— STATED TASK —
Revise the data from the line containing "grid-line: [42, 806, 618, 807]" down through the line containing "row-designation: – 27: [244, 175, 270, 189]", changing "row-mass" to "row-weight" and keeping everything else the same. Return only those lines.

— STORED ROWS —
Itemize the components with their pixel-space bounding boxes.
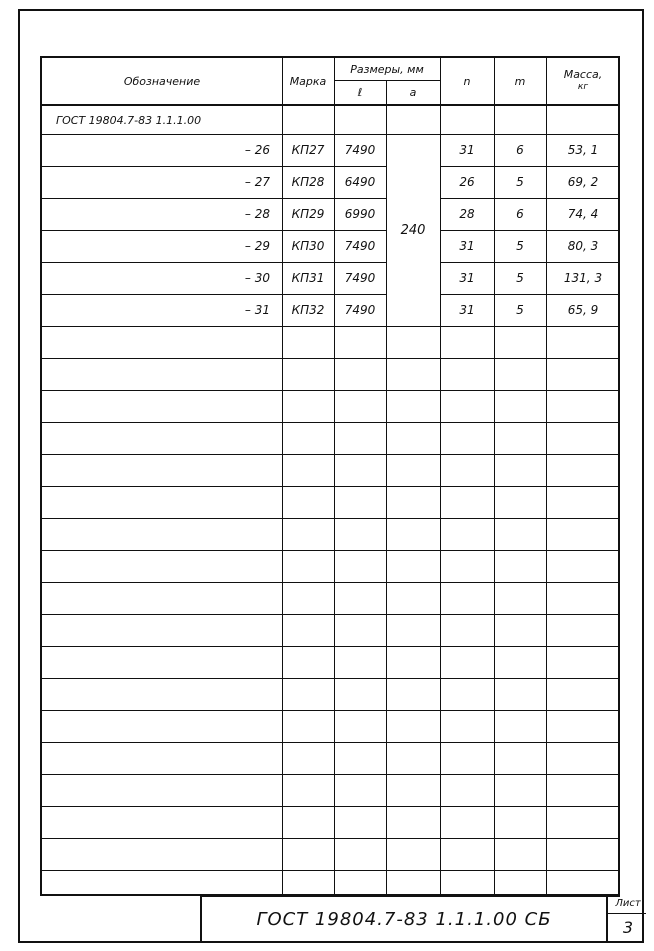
grid-line: [42, 806, 618, 807]
header-mass-label: Масса,: [563, 68, 603, 81]
row-mass: 74, 4: [567, 207, 599, 221]
grid-line: [42, 518, 618, 519]
grid-line: [42, 710, 618, 711]
specification-table: [40, 56, 620, 896]
row-designation: – 28: [244, 207, 270, 221]
grid-line: [440, 58, 441, 894]
grid-line: [386, 80, 387, 894]
row-m: 6: [516, 207, 524, 221]
grid-line: [334, 58, 335, 894]
row-mass: 65, 9: [567, 303, 599, 317]
row-designation: – 29: [244, 239, 270, 253]
row-mass: 69, 2: [567, 175, 599, 189]
row-mark: КП28: [291, 175, 325, 189]
grid-line: [42, 454, 618, 455]
row-l: 7490: [344, 239, 376, 253]
header-l: ℓ: [357, 85, 363, 99]
row-designation: – 26: [244, 143, 270, 157]
row-m: 5: [516, 303, 524, 317]
row-designation: – 27: [244, 175, 270, 189]
header-mark: Марка: [289, 74, 327, 88]
row-mark: КП29: [291, 207, 325, 221]
grid-line: [42, 870, 618, 871]
title-block: [40, 895, 641, 943]
header-mass-unit: кг: [577, 82, 589, 92]
grid-line: [42, 262, 386, 263]
grid-line: [42, 294, 386, 295]
header-dimensions: Размеры, мм: [350, 62, 424, 76]
grid-line: [440, 198, 618, 199]
row-mark: КП30: [291, 239, 325, 253]
row-designation: – 31: [244, 303, 270, 317]
row-mark: КП31: [291, 271, 325, 285]
row-n: 31: [459, 239, 475, 253]
grid-line: [440, 230, 618, 231]
grid-line: [42, 326, 618, 327]
grid-line: [42, 104, 618, 106]
grid-line: [42, 134, 618, 135]
document-code: ГОСТ 19804.7-83 1.1.1.00 СБ: [256, 908, 552, 930]
header-a: a: [409, 85, 417, 99]
row-m: 5: [516, 271, 524, 285]
row-l: 7490: [344, 303, 376, 317]
row-mass: 131, 3: [563, 271, 603, 285]
grid-line: [42, 582, 618, 583]
grid-line: [42, 774, 618, 775]
grid-line: [42, 678, 618, 679]
grid-line: [42, 198, 386, 199]
grid-line: [42, 614, 618, 615]
grid-line: [42, 742, 618, 743]
row-m: 5: [516, 239, 524, 253]
doc-reference: ГОСТ 19804.7-83 1.1.1.00: [56, 113, 202, 127]
row-n: 26: [459, 175, 475, 189]
grid-line: [282, 58, 283, 894]
row-n: 31: [459, 143, 475, 157]
grid-line: [546, 58, 547, 894]
row-l: 7490: [344, 143, 376, 157]
row-l: 6990: [344, 207, 376, 221]
header-mass: [546, 58, 620, 104]
sheet-label: Лист: [615, 898, 641, 909]
grid-line: [42, 230, 386, 231]
header-designation: Обозначение: [123, 74, 201, 88]
grid-line: [42, 550, 618, 551]
row-n: 31: [459, 271, 475, 285]
grid-line: [440, 262, 618, 263]
row-mark: КП32: [291, 303, 325, 317]
grid-line: [440, 166, 618, 167]
row-l: 7490: [344, 271, 376, 285]
row-mass: 80, 3: [567, 239, 599, 253]
row-l: 6490: [344, 175, 376, 189]
grid-line: [42, 838, 618, 839]
common-a-value: 240: [400, 222, 426, 238]
header-m: m: [514, 74, 526, 88]
row-m: 6: [516, 143, 524, 157]
row-n: 28: [459, 207, 475, 221]
grid-line: [42, 486, 618, 487]
grid-line: [42, 358, 618, 359]
grid-line: [42, 646, 618, 647]
row-mass: 53, 1: [567, 143, 599, 157]
grid-line: [334, 80, 440, 81]
grid-line: [494, 58, 495, 894]
grid-line: [42, 390, 618, 391]
row-designation: – 30: [244, 271, 270, 285]
sheet-number: 3: [622, 918, 634, 937]
row-n: 31: [459, 303, 475, 317]
grid-line: [42, 166, 386, 167]
grid-line: [440, 294, 618, 295]
grid-line: [42, 422, 618, 423]
row-mark: КП27: [291, 143, 325, 157]
header-n: n: [463, 74, 471, 88]
row-m: 5: [516, 175, 524, 189]
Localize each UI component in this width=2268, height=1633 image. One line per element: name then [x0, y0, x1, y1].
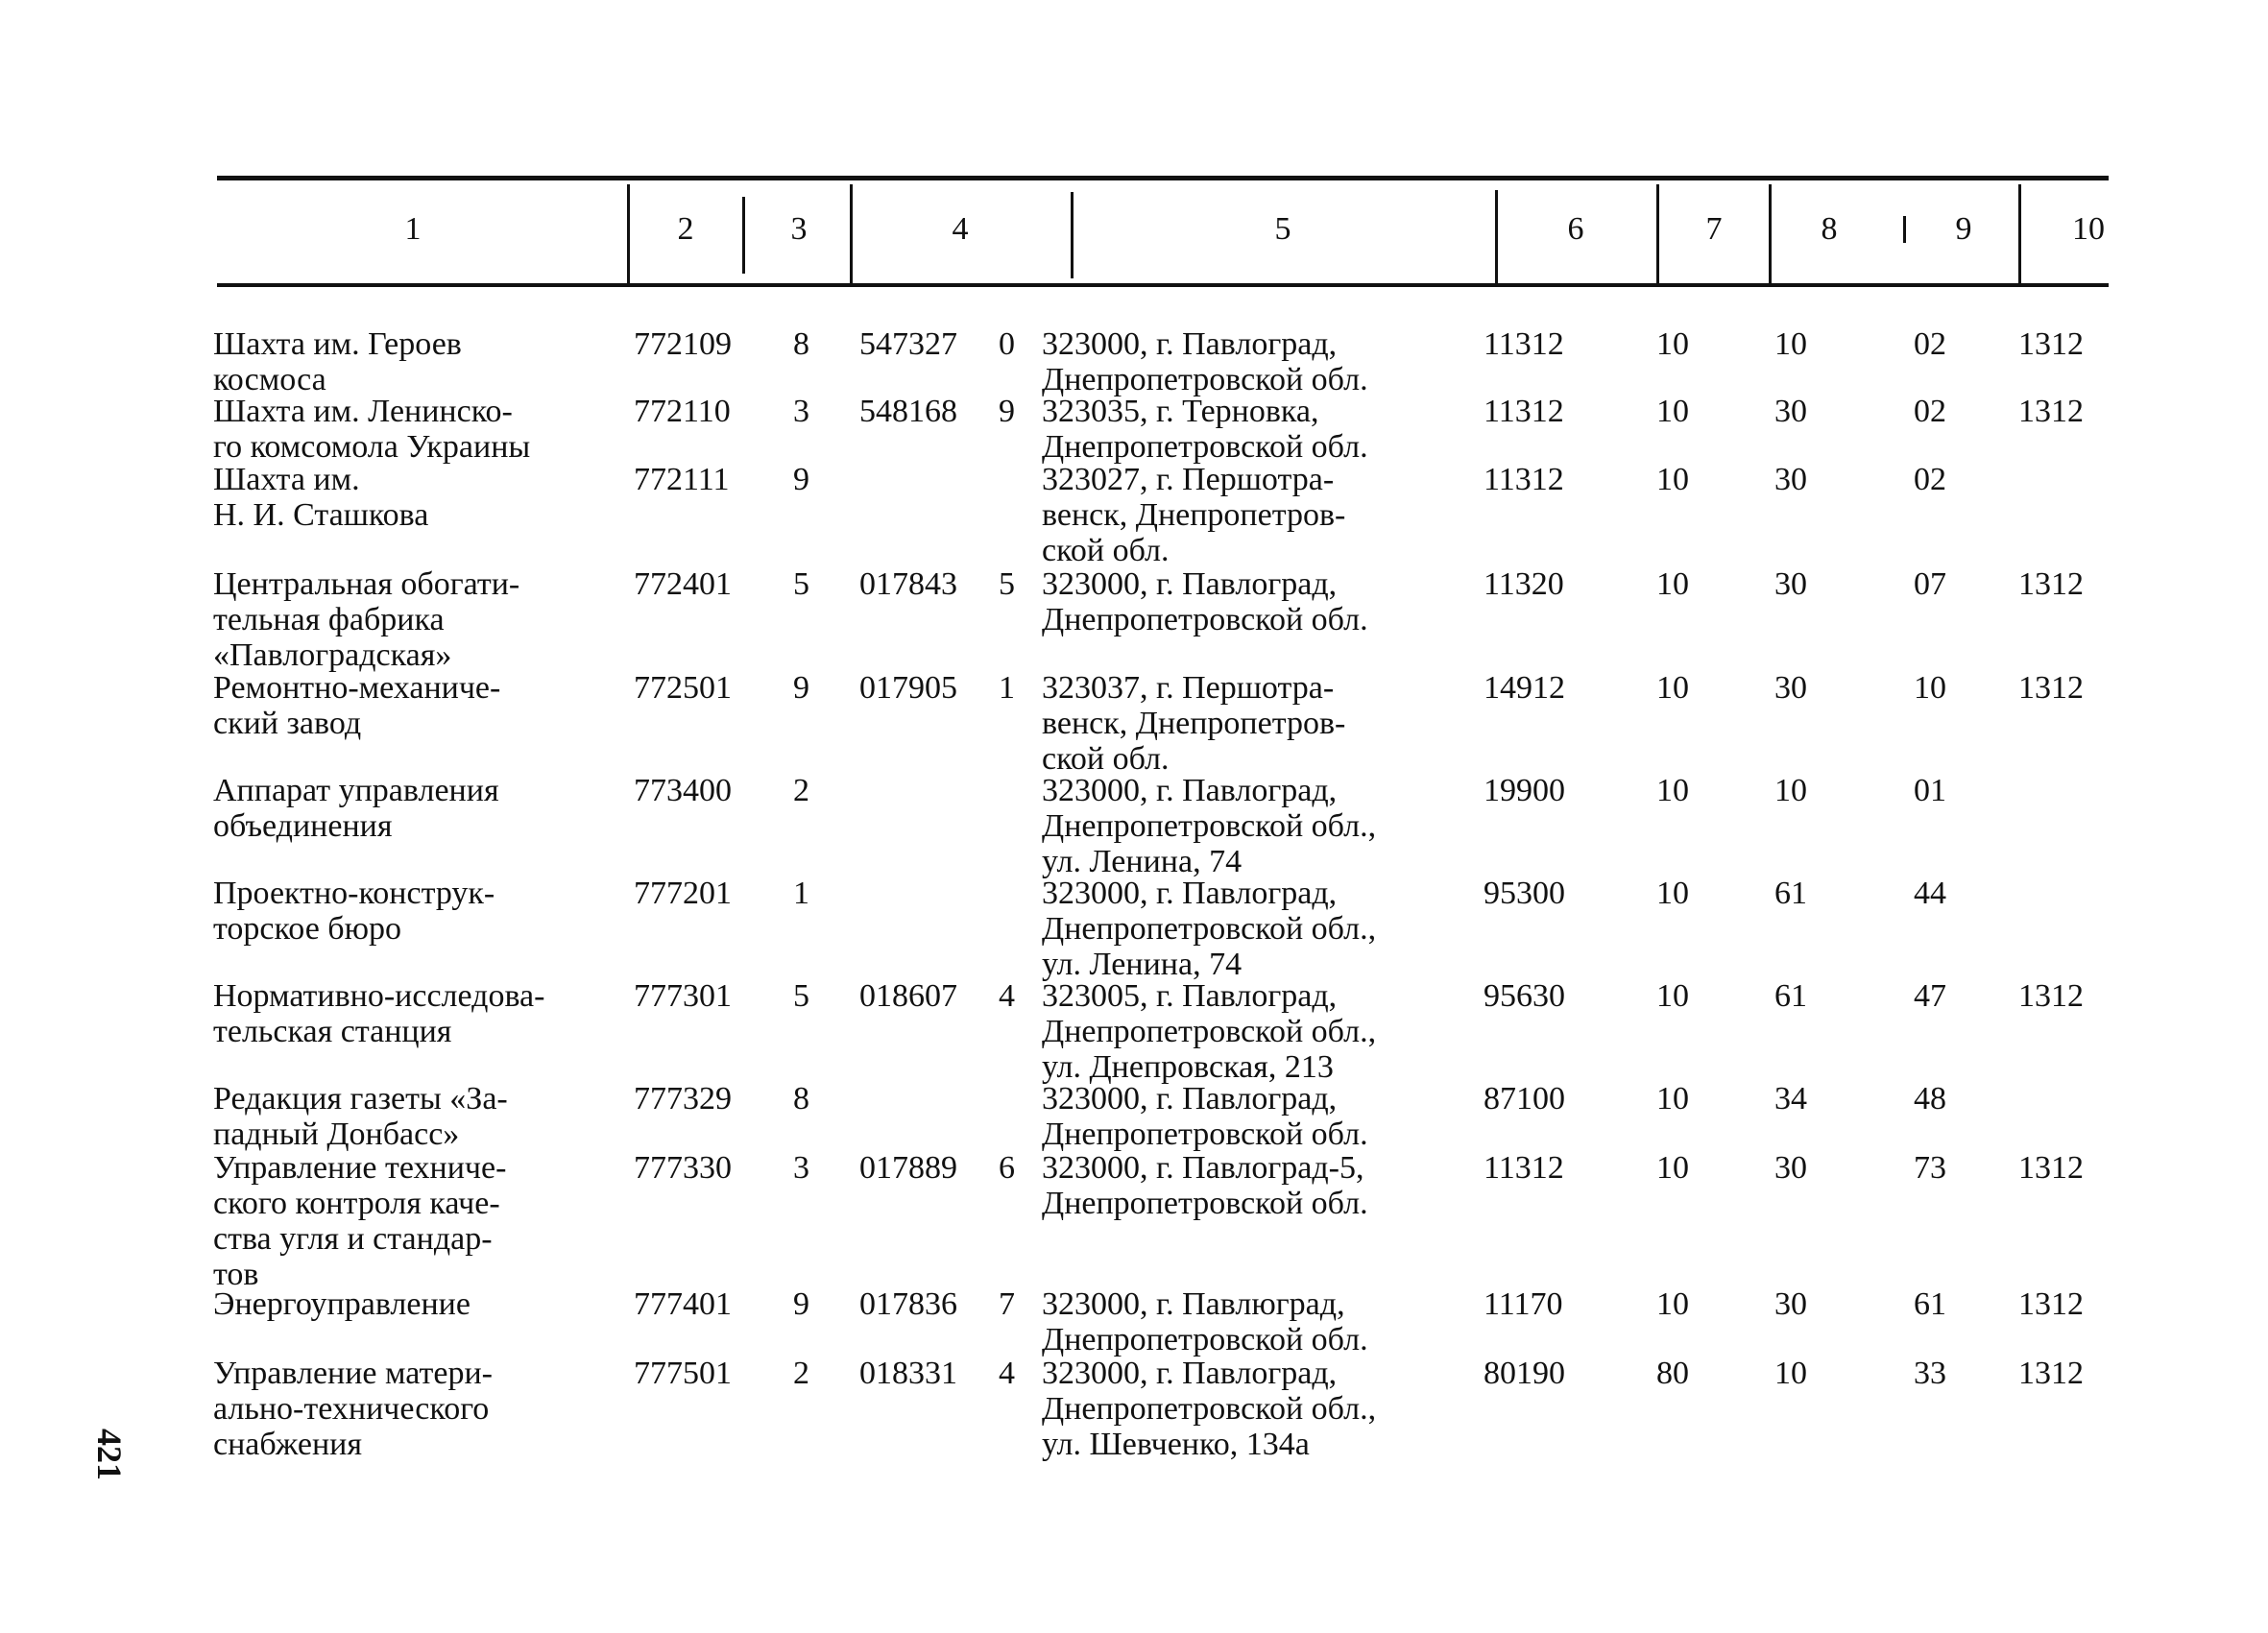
column-7-value: 10: [1656, 978, 1689, 1014]
enterprise-name: Энергоуправление: [213, 1286, 470, 1322]
column-8-value: 34: [1774, 1081, 1807, 1117]
column-7-value: 10: [1656, 1286, 1689, 1322]
column-separator: [1903, 216, 1906, 243]
enterprise-name: Аппарат управления объединения: [213, 773, 499, 844]
column-9-value: 07: [1914, 566, 1946, 602]
column-10-value: 1312: [2018, 1286, 2084, 1322]
okpo-check-digit: 1: [999, 670, 1015, 706]
code-check-digit: 8: [793, 326, 809, 362]
column-8-value: 61: [1774, 876, 1807, 911]
enterprise-code: 777329: [634, 1081, 732, 1117]
column-separator: [627, 184, 630, 283]
okpo-code: 017843: [859, 566, 957, 602]
column-header: 5: [1274, 211, 1291, 247]
column-6-value: 80190: [1484, 1356, 1565, 1391]
column-header: 9: [1955, 211, 1972, 247]
column-6-value: 11312: [1484, 462, 1564, 497]
column-header: 7: [1705, 211, 1723, 247]
code-check-digit: 2: [793, 773, 809, 808]
column-8-value: 30: [1774, 566, 1807, 602]
column-header: 3: [790, 211, 808, 247]
enterprise-name: Проектно-конструк- торское бюро: [213, 876, 495, 947]
address: 323000, г. Павлоград, Днепропетровской обл.: [1042, 1081, 1368, 1152]
column-9-value: 73: [1914, 1150, 1946, 1186]
enterprise-name: Ремонтно-механиче- ский завод: [213, 670, 501, 741]
column-9-value: 01: [1914, 773, 1946, 808]
column-7-value: 10: [1656, 566, 1689, 602]
code-check-digit: 3: [793, 394, 809, 429]
column-7-value: 10: [1656, 773, 1689, 808]
okpo-code: 547327: [859, 326, 957, 362]
column-6-value: 11312: [1484, 326, 1564, 362]
column-separator: [1071, 192, 1074, 278]
enterprise-name: Управление матери- ально-технического снабжения: [213, 1356, 493, 1462]
column-9-value: 02: [1914, 394, 1946, 429]
table-header-rule: [217, 283, 2109, 287]
address: 323000, г. Павлоград-5, Днепропетровской обл.: [1042, 1150, 1368, 1221]
code-check-digit: 8: [793, 1081, 809, 1117]
column-separator: [2018, 184, 2021, 283]
column-header: 8: [1821, 211, 1838, 247]
column-10-value: 1312: [2018, 670, 2084, 706]
column-7-value: 10: [1656, 1150, 1689, 1186]
address: 323027, г. Першотра- венск, Днепропетров- ской обл.: [1042, 462, 1346, 568]
column-6-value: 11320: [1484, 566, 1564, 602]
column-7-value: 10: [1656, 326, 1689, 362]
address: 323000, г. Павлоград, Днепропетровской обл.: [1042, 326, 1368, 397]
column-7-value: 10: [1656, 1081, 1689, 1117]
column-9-value: 02: [1914, 462, 1946, 497]
column-9-value: 47: [1914, 978, 1946, 1014]
address: 323000, г. Павлоград, Днепропетровской обл.: [1042, 566, 1368, 637]
enterprise-code: 777301: [634, 978, 732, 1014]
code-check-digit: 9: [793, 1286, 809, 1322]
code-check-digit: 3: [793, 1150, 809, 1186]
enterprise-code: 777201: [634, 876, 732, 911]
okpo-check-digit: 6: [999, 1150, 1015, 1186]
enterprise-name: Редакция газеты «За- падный Донбасс»: [213, 1081, 508, 1152]
address: 323000, г. Павлоград, Днепропетровской обл., ул. Шевченко, 134а: [1042, 1356, 1377, 1462]
column-separator: [1656, 184, 1659, 283]
enterprise-name: Нормативно-исследова- тельская станция: [213, 978, 545, 1049]
enterprise-code: 772111: [634, 462, 730, 497]
column-8-value: 30: [1774, 670, 1807, 706]
enterprise-code: 772110: [634, 394, 731, 429]
address: 323000, г. Павлоград, Днепропетровской обл., ул. Ленина, 74: [1042, 773, 1377, 879]
column-6-value: 95300: [1484, 876, 1565, 911]
column-6-value: 11312: [1484, 1150, 1564, 1186]
column-9-value: 10: [1914, 670, 1946, 706]
enterprise-code: 777330: [634, 1150, 732, 1186]
column-8-value: 30: [1774, 462, 1807, 497]
page-number: 421: [90, 1429, 129, 1480]
code-check-digit: 2: [793, 1356, 809, 1391]
column-8-value: 30: [1774, 1286, 1807, 1322]
code-check-digit: 9: [793, 462, 809, 497]
column-8-value: 30: [1774, 1150, 1807, 1186]
okpo-check-digit: 0: [999, 326, 1015, 362]
column-7-value: 80: [1656, 1356, 1689, 1391]
column-header: 10: [2072, 211, 2105, 247]
enterprise-name: Шахта им. Героев космоса: [213, 326, 462, 397]
column-7-value: 10: [1656, 876, 1689, 911]
enterprise-code: 777401: [634, 1286, 732, 1322]
column-6-value: 87100: [1484, 1081, 1565, 1117]
column-header: 4: [952, 211, 969, 247]
code-check-digit: 1: [793, 876, 809, 911]
okpo-code: 018331: [859, 1356, 957, 1391]
okpo-check-digit: 5: [999, 566, 1015, 602]
address: 323000, г. Павлюград, Днепропетровской обл.: [1042, 1286, 1368, 1357]
column-header: 1: [404, 211, 422, 247]
column-6-value: 19900: [1484, 773, 1565, 808]
column-10-value: 1312: [2018, 1356, 2084, 1391]
address: 323037, г. Першотра- венск, Днепропетров- ской обл.: [1042, 670, 1346, 777]
column-10-value: 1312: [2018, 566, 2084, 602]
okpo-check-digit: 4: [999, 978, 1015, 1014]
enterprise-name: Шахта им. Н. И. Сташкова: [213, 462, 429, 533]
table-top-rule: [217, 176, 2109, 180]
column-separator: [1495, 190, 1498, 283]
enterprise-code: 772401: [634, 566, 732, 602]
enterprise-name: Управление техниче- ского контроля каче- ства угля и стандар- тов: [213, 1150, 507, 1292]
column-6-value: 14912: [1484, 670, 1565, 706]
enterprise-code: 772501: [634, 670, 732, 706]
code-check-digit: 9: [793, 670, 809, 706]
okpo-code: 017836: [859, 1286, 957, 1322]
column-10-value: 1312: [2018, 326, 2084, 362]
column-9-value: 33: [1914, 1356, 1946, 1391]
column-6-value: 11170: [1484, 1286, 1563, 1322]
column-separator: [742, 197, 745, 274]
column-9-value: 61: [1914, 1286, 1946, 1322]
okpo-check-digit: 4: [999, 1356, 1015, 1391]
column-header: 6: [1567, 211, 1584, 247]
column-8-value: 10: [1774, 773, 1807, 808]
column-8-value: 10: [1774, 1356, 1807, 1391]
column-8-value: 61: [1774, 978, 1807, 1014]
column-6-value: 11312: [1484, 394, 1564, 429]
column-10-value: 1312: [2018, 978, 2084, 1014]
code-check-digit: 5: [793, 566, 809, 602]
column-9-value: 48: [1914, 1081, 1946, 1117]
address: 323035, г. Терновка, Днепропетровской обл.: [1042, 394, 1368, 465]
column-10-value: 1312: [2018, 394, 2084, 429]
column-7-value: 10: [1656, 462, 1689, 497]
column-6-value: 95630: [1484, 978, 1565, 1014]
okpo-check-digit: 7: [999, 1286, 1015, 1322]
address: 323005, г. Павлоград, Днепропетровской обл., ул. Днепровская, 213: [1042, 978, 1377, 1085]
column-8-value: 10: [1774, 326, 1807, 362]
column-9-value: 44: [1914, 876, 1946, 911]
column-separator: [1769, 184, 1772, 283]
column-10-value: 1312: [2018, 1150, 2084, 1186]
address: 323000, г. Павлоград, Днепропетровской обл., ул. Ленина, 74: [1042, 876, 1377, 982]
enterprise-name: Центральная обогати- тельная фабрика «Павлоградская»: [213, 566, 520, 673]
okpo-code: 548168: [859, 394, 957, 429]
column-9-value: 02: [1914, 326, 1946, 362]
okpo-code: 017905: [859, 670, 957, 706]
column-7-value: 10: [1656, 394, 1689, 429]
column-7-value: 10: [1656, 670, 1689, 706]
enterprise-code: 777501: [634, 1356, 732, 1391]
okpo-code: 018607: [859, 978, 957, 1014]
enterprise-code: 773400: [634, 773, 732, 808]
okpo-code: 017889: [859, 1150, 957, 1186]
column-8-value: 30: [1774, 394, 1807, 429]
code-check-digit: 5: [793, 978, 809, 1014]
okpo-check-digit: 9: [999, 394, 1015, 429]
column-header: 2: [677, 211, 694, 247]
enterprise-code: 772109: [634, 326, 732, 362]
enterprise-name: Шахта им. Ленинско- го комсомола Украины: [213, 394, 531, 465]
column-separator: [850, 184, 853, 283]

— RESPONSE TO THE EXERCISE —
grid-line: [42, 806, 618, 807]
header-mass-label: Масса,: [563, 68, 603, 81]
row-weight: 74, 4: [567, 207, 599, 221]
grid-line: [42, 518, 618, 519]
grid-line: [42, 710, 618, 711]
specification-table: [40, 56, 620, 896]
row-designation: – 28: [244, 207, 270, 221]
grid-line: [440, 58, 441, 894]
grid-line: [386, 80, 387, 894]
row-m: 6: [516, 207, 524, 221]
grid-line: [334, 58, 335, 894]
row-weight: 65, 9: [567, 303, 599, 317]
row-designation: – 29: [244, 239, 270, 253]
row-weight: 69, 2: [567, 175, 599, 189]
row-mark: КП28: [291, 175, 325, 189]
grid-line: [42, 454, 618, 455]
row-l: 7490: [344, 239, 376, 253]
header-l: ℓ: [357, 85, 363, 99]
row-designation: – 26: [244, 143, 270, 157]
row-m: 5: [516, 303, 524, 317]
row-designation: – 27: [244, 175, 270, 189]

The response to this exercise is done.